GIVEN ENTRIES.
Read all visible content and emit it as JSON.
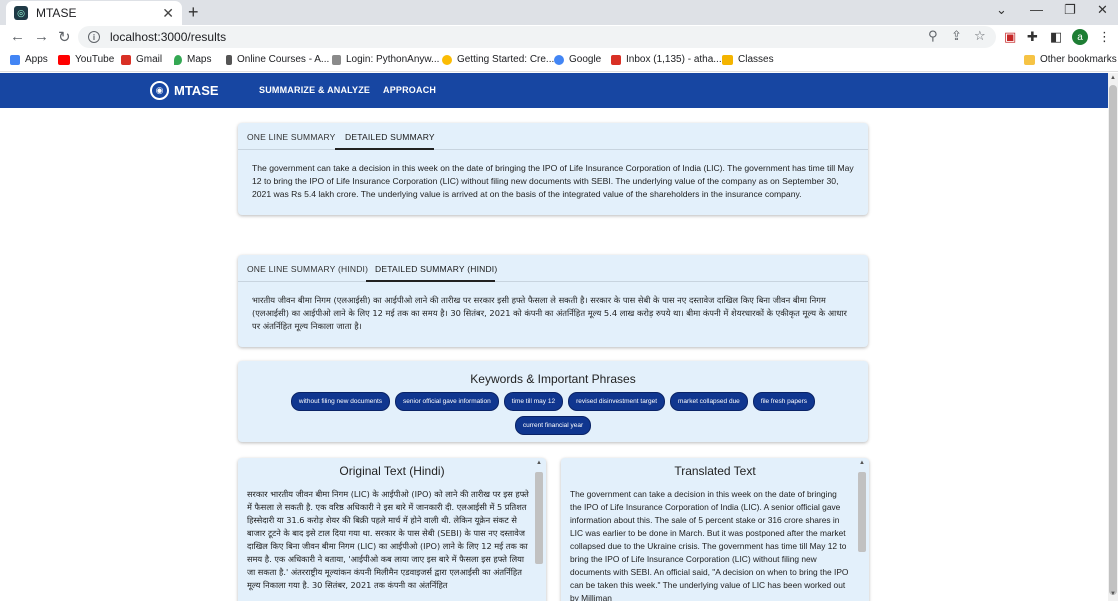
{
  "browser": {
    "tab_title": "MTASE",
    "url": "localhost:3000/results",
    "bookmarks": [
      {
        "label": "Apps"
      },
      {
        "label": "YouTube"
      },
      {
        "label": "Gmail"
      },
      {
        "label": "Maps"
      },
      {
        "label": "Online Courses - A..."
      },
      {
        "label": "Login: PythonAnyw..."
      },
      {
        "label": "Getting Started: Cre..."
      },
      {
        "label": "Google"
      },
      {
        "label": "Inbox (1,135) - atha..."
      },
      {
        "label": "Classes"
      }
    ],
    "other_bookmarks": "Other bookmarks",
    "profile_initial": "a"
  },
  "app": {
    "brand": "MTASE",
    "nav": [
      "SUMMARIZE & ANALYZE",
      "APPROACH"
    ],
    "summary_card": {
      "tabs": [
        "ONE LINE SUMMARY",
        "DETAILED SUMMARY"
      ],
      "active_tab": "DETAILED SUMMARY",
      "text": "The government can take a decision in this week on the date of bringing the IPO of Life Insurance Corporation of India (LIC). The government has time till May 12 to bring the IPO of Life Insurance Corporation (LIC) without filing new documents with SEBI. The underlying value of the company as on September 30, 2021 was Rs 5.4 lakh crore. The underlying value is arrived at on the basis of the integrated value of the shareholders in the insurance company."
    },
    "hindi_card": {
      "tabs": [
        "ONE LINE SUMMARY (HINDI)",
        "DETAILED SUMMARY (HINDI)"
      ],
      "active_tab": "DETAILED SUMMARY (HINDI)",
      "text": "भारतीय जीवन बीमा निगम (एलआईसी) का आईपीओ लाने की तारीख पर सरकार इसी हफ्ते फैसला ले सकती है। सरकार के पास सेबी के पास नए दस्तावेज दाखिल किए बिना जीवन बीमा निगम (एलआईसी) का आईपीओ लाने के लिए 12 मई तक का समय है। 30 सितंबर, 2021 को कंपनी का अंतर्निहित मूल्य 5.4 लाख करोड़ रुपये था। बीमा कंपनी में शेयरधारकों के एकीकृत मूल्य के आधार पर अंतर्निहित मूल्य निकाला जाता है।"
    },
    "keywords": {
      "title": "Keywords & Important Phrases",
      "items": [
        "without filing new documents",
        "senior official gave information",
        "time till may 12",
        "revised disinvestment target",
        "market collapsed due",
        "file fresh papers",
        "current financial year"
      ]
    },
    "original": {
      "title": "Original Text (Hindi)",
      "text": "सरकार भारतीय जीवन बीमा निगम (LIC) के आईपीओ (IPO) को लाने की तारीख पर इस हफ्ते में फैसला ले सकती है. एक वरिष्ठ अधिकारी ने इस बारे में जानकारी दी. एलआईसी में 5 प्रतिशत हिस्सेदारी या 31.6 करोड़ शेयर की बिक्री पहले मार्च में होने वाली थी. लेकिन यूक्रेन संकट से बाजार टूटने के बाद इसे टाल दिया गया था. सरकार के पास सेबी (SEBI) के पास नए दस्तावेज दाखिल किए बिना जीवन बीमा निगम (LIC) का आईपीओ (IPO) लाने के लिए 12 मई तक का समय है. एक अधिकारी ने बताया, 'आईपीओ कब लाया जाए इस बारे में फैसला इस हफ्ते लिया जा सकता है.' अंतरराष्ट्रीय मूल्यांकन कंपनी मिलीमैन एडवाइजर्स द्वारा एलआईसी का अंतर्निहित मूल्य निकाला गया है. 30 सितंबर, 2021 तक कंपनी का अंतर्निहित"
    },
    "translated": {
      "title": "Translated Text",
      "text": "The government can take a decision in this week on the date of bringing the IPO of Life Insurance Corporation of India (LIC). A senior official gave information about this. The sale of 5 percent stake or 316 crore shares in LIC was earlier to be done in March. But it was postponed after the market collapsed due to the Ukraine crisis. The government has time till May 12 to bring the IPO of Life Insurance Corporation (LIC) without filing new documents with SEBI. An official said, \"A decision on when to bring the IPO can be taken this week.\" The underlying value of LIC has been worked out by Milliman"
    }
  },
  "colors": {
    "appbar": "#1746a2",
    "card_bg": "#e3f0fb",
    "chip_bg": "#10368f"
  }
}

THE TASK. Report the count of lines in the entries that contain the string "information", and nothing besides it.

SOLUTION FOR THIS EXERCISE. 2